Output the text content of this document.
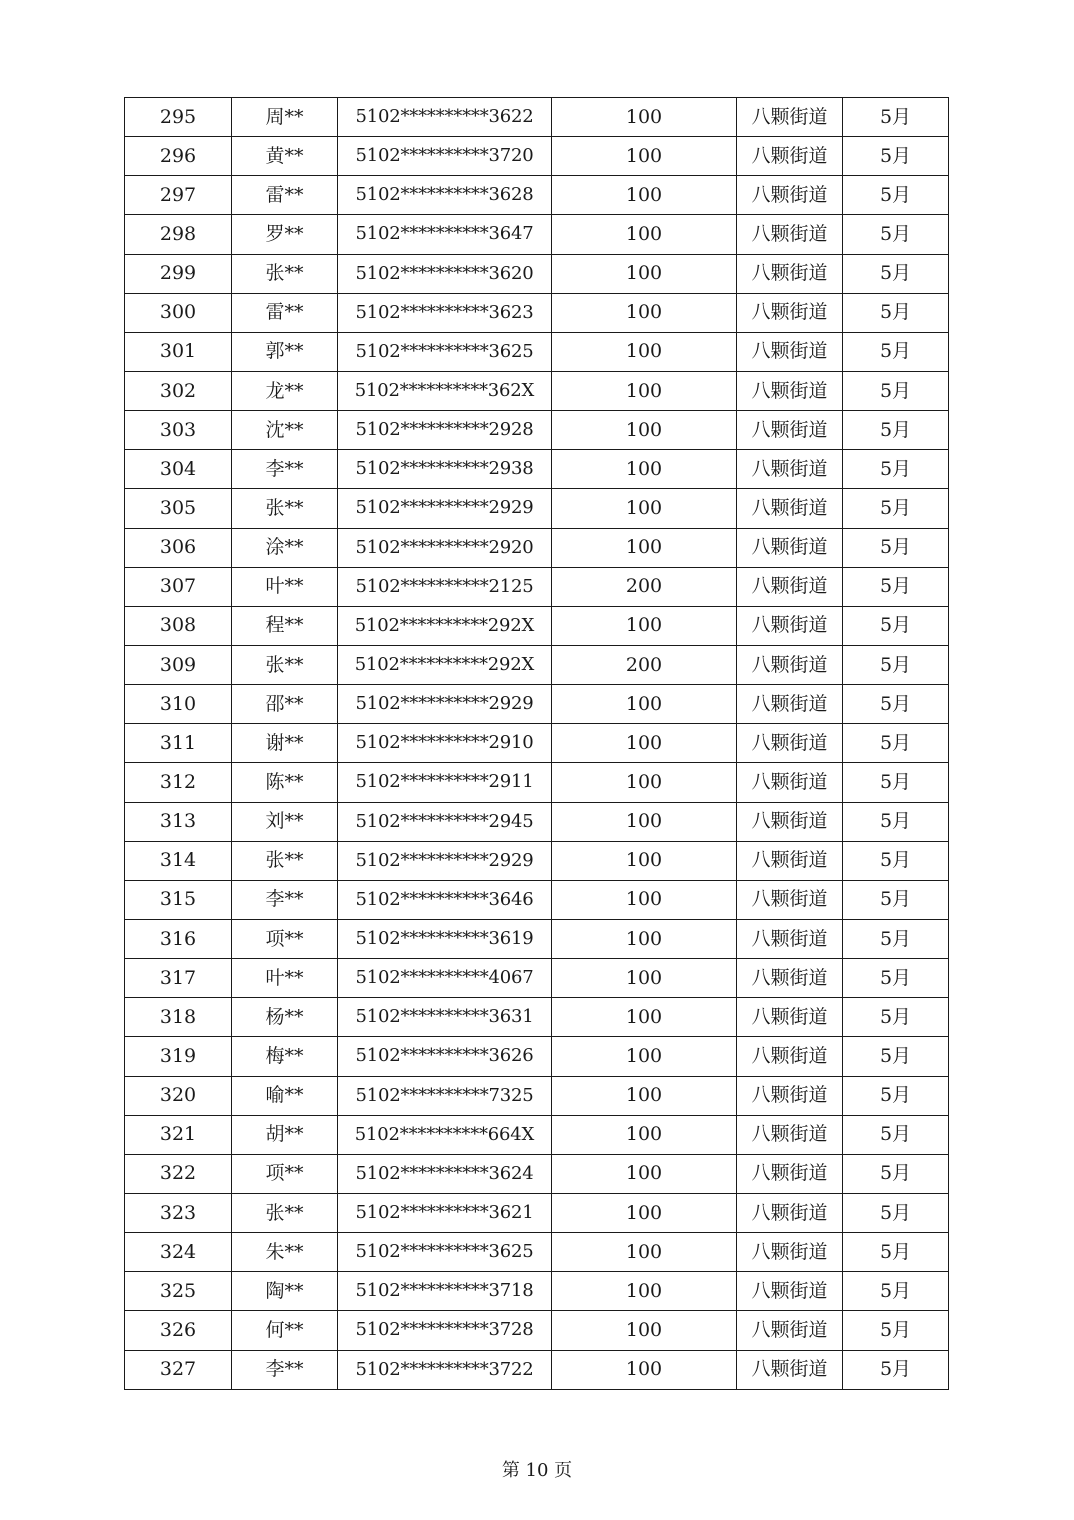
295	周**	5102**********3622	100	八颗街道	5月
296	黄**	5102**********3720	100	八颗街道	5月
297	雷**	5102**********3628	100	八颗街道	5月
298	罗**	5102**********3647	100	八颗街道	5月
299	张**	5102**********3620	100	八颗街道	5月
300	雷**	5102**********3623	100	八颗街道	5月
301	郭**	5102**********3625	100	八颗街道	5月
302	龙**	5102**********362X	100	八颗街道	5月
303	沈**	5102**********2928	100	八颗街道	5月
304	李**	5102**********2938	100	八颗街道	5月
305	张**	5102**********2929	100	八颗街道	5月
306	涂**	5102**********2920	100	八颗街道	5月
307	叶**	5102**********2125	200	八颗街道	5月
308	程**	5102**********292X	100	八颗街道	5月
309	张**	5102**********292X	200	八颗街道	5月
310	邵**	5102**********2929	100	八颗街道	5月
311	谢**	5102**********2910	100	八颗街道	5月
312	陈**	5102**********2911	100	八颗街道	5月
313	刘**	5102**********2945	100	八颗街道	5月
314	张**	5102**********2929	100	八颗街道	5月
315	李**	5102**********3646	100	八颗街道	5月
316	项**	5102**********3619	100	八颗街道	5月
317	叶**	5102**********4067	100	八颗街道	5月
318	杨**	5102**********3631	100	八颗街道	5月
319	梅**	5102**********3626	100	八颗街道	5月
320	喻**	5102**********7325	100	八颗街道	5月
321	胡**	5102**********664X	100	八颗街道	5月
322	项**	5102**********3624	100	八颗街道	5月
323	张**	5102**********3621	100	八颗街道	5月
324	朱**	5102**********3625	100	八颗街道	5月
325	陶**	5102**********3718	100	八颗街道	5月
326	何**	5102**********3728	100	八颗街道	5月
327	李**	5102**********3722	100	八颗街道	5月
第 10 页
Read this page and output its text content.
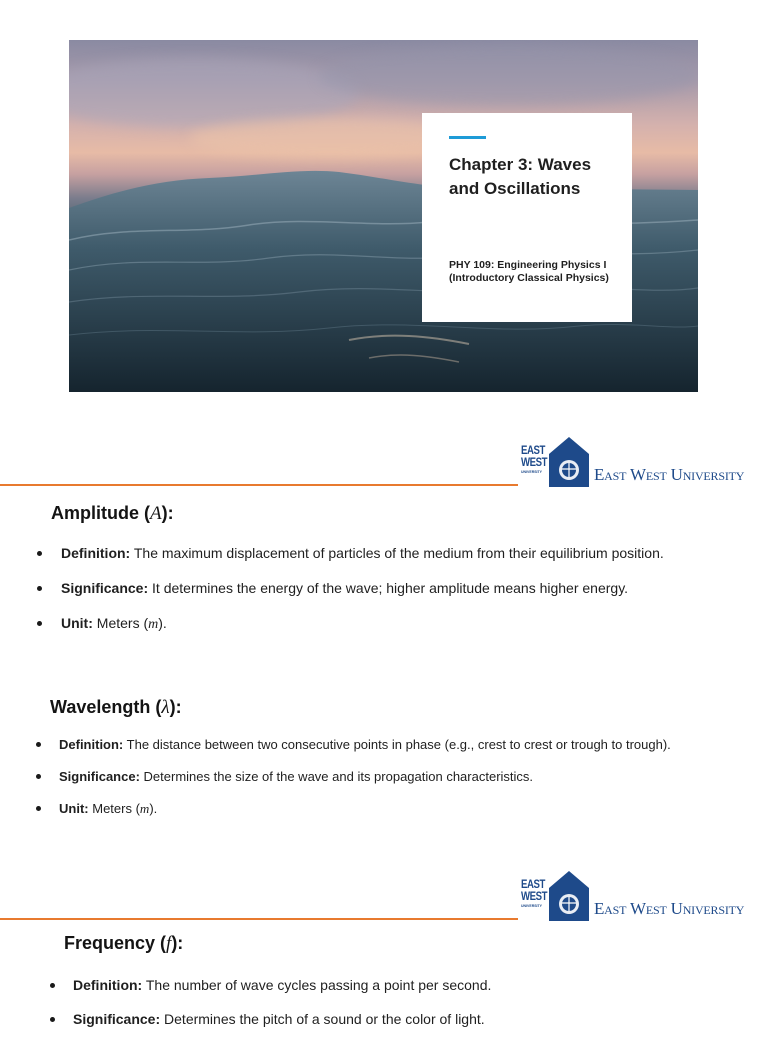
Chapter 3: Waves and Oscillations
PHY 109: Engineering Physics I (Introductory Classical Physics)
EAST
WEST
UNIVERSITY	East West University
Amplitude (A):
Definition: The maximum displacement of particles of the medium from their equilibrium position.
Significance: It determines the energy of the wave; higher amplitude means higher energy.
Unit: Meters (m).
Wavelength (λ):
Definition: The distance between two consecutive points in phase (e.g., crest to crest or trough to trough).
Significance: Determines the size of the wave and its propagation characteristics.
Unit: Meters (m).
EAST
WEST
UNIVERSITY	East West University
Frequency (f):
Definition: The number of wave cycles passing a point per second.
Significance: Determines the pitch of a sound or the color of light.
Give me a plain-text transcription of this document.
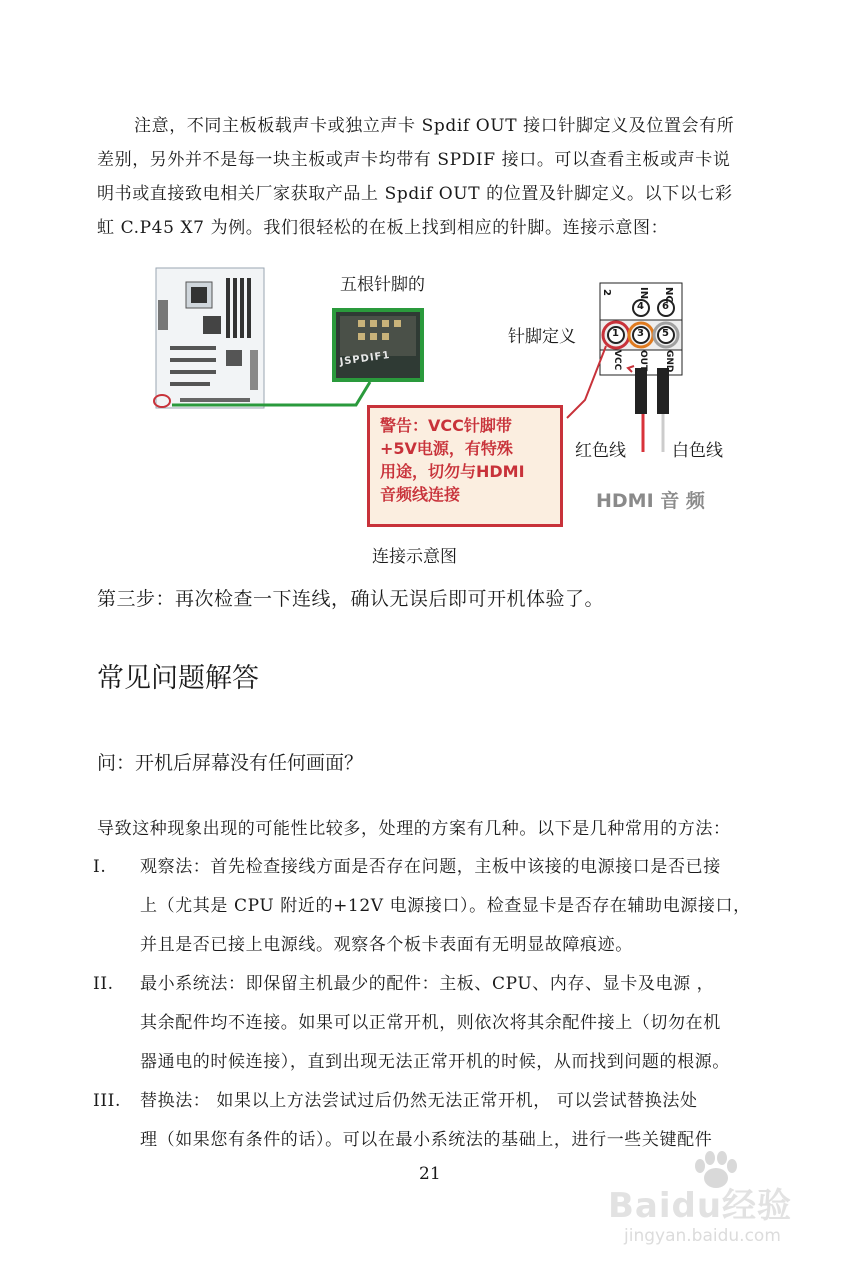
注意，不同主板板载声卡或独立声卡 Spdif OUT 接口针脚定义及位置会有所
差别，另外并不是每一块主板或声卡均带有 SPDIF 接口。可以查看主板或声卡说
明书或直接致电相关厂家获取产品上 Spdif OUT 的位置及针脚定义。以下以七彩
虹 C.P45 X7 为例。我们很轻松的在板上找到相应的针脚。连接示意图：
五根针脚的
JSPDIF1
针脚定义
2	IN NC
1 3 5
4 6
VCC OUT GND
警告：VCC针脚带
+5V电源，有特殊
用途，切勿与HDMI
音频线连接
红色线	白色线
HDMI 音 频
连接示意图
第三步：再次检查一下连线，确认无误后即可开机体验了。
常见问题解答
问：开机后屏幕没有任何画面？
导致这种现象出现的可能性比较多，处理的方案有几种。以下是几种常用的方法：
I. 观察法：首先检查接线方面是否存在问题，主板中该接的电源接口是否已接
上（尤其是 CPU 附近的+12V 电源接口）。检查显卡是否存在辅助电源接口，
并且是否已接上电源线。观察各个板卡表面有无明显故障痕迹。
II. 最小系统法：即保留主机最少的配件：主板、CPU、内存、显卡及电源 ，
其余配件均不连接。如果可以正常开机，则依次将其余配件接上（切勿在机
器通电的时候连接），直到出现无法正常开机的时候，从而找到问题的根源。
III. 替换法： 如果以上方法尝试过后仍然无法正常开机， 可以尝试替换法处
理（如果您有条件的话）。可以在最小系统法的基础上，进行一些关键配件
21
Baidu经验
jingyan.baidu.com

----

Any pictures should be dropped; transcribe the rest of the records above exactly.

Output the text content of this document.
295	周**	5102**********3622	100	八颗街道	5月
296	黄**	5102**********3720	100	八颗街道	5月
297	雷**	5102**********3628	100	八颗街道	5月
298	罗**	5102**********3647	100	八颗街道	5月
299	张**	5102**********3620	100	八颗街道	5月
300	雷**	5102**********3623	100	八颗街道	5月
301	郭**	5102**********3625	100	八颗街道	5月
302	龙**	5102**********362X	100	八颗街道	5月
303	沈**	5102**********2928	100	八颗街道	5月
304	李**	5102**********2938	100	八颗街道	5月
305	张**	5102**********2929	100	八颗街道	5月
306	涂**	5102**********2920	100	八颗街道	5月
307	叶**	5102**********2125	200	八颗街道	5月
308	程**	5102**********292X	100	八颗街道	5月
309	张**	5102**********292X	200	八颗街道	5月
310	邵**	5102**********2929	100	八颗街道	5月
311	谢**	5102**********2910	100	八颗街道	5月
312	陈**	5102**********2911	100	八颗街道	5月
313	刘**	5102**********2945	100	八颗街道	5月
314	张**	5102**********2929	100	八颗街道	5月
315	李**	5102**********3646	100	八颗街道	5月
316	项**	5102**********3619	100	八颗街道	5月
317	叶**	5102**********4067	100	八颗街道	5月
318	杨**	5102**********3631	100	八颗街道	5月
319	梅**	5102**********3626	100	八颗街道	5月
320	喻**	5102**********7325	100	八颗街道	5月
321	胡**	5102**********664X	100	八颗街道	5月
322	项**	5102**********3624	100	八颗街道	5月
323	张**	5102**********3621	100	八颗街道	5月
324	朱**	5102**********3625	100	八颗街道	5月
325	陶**	5102**********3718	100	八颗街道	5月
326	何**	5102**********3728	100	八颗街道	5月
327	李**	5102**********3722	100	八颗街道	5月
第 10 页
Read this page and output its text content.
Chapter 3: Waves and Oscillations
PHY 109: Engineering Physics I (Introductory Classical Physics)
EAST
WEST
UNIVERSITY	East West University
Amplitude (A):
Definition: The maximum displacement of particles of the medium from their equilibrium position.
Significance: It determines the energy of the wave; higher amplitude means higher energy.
Unit: Meters (m).
Wavelength (λ):
Definition: The distance between two consecutive points in phase (e.g., crest to crest or trough to trough).
Significance: Determines the size of the wave and its propagation characteristics.
Unit: Meters (m).
EAST
WEST
UNIVERSITY	East West University
Frequency (f):
Definition: The number of wave cycles passing a point per second.
Significance: Determines the pitch of a sound or the color of light.
Give me a plain-text transcription of this document.
注意，不同主板板载声卡或独立声卡 Spdif OUT 接口针脚定义及位置会有所
差别，另外并不是每一块主板或声卡均带有 SPDIF 接口。可以查看主板或声卡说
明书或直接致电相关厂家获取产品上 Spdif OUT 的位置及针脚定义。以下以七彩
虹 C.P45 X7 为例。我们很轻松的在板上找到相应的针脚。连接示意图：
五根针脚的
JSPDIF1
针脚定义
2	IN NC
1 3 5
4 6
VCC OUT GND
警告：VCC针脚带
+5V电源，有特殊
用途，切勿与HDMI
音频线连接
红色线	白色线
HDMI 音 频
连接示意图
第三步：再次检查一下连线，确认无误后即可开机体验了。
常见问题解答
问：开机后屏幕没有任何画面？
导致这种现象出现的可能性比较多，处理的方案有几种。以下是几种常用的方法：
I. 观察法：首先检查接线方面是否存在问题，主板中该接的电源接口是否已接
上（尤其是 CPU 附近的+12V 电源接口）。检查显卡是否存在辅助电源接口，
并且是否已接上电源线。观察各个板卡表面有无明显故障痕迹。
II. 最小系统法：即保留主机最少的配件：主板、CPU、内存、显卡及电源 ，
其余配件均不连接。如果可以正常开机，则依次将其余配件接上（切勿在机
器通电的时候连接），直到出现无法正常开机的时候，从而找到问题的根源。
III. 替换法： 如果以上方法尝试过后仍然无法正常开机， 可以尝试替换法处
理（如果您有条件的话）。可以在最小系统法的基础上，进行一些关键配件
21
Baidu经验
jingyan.baidu.com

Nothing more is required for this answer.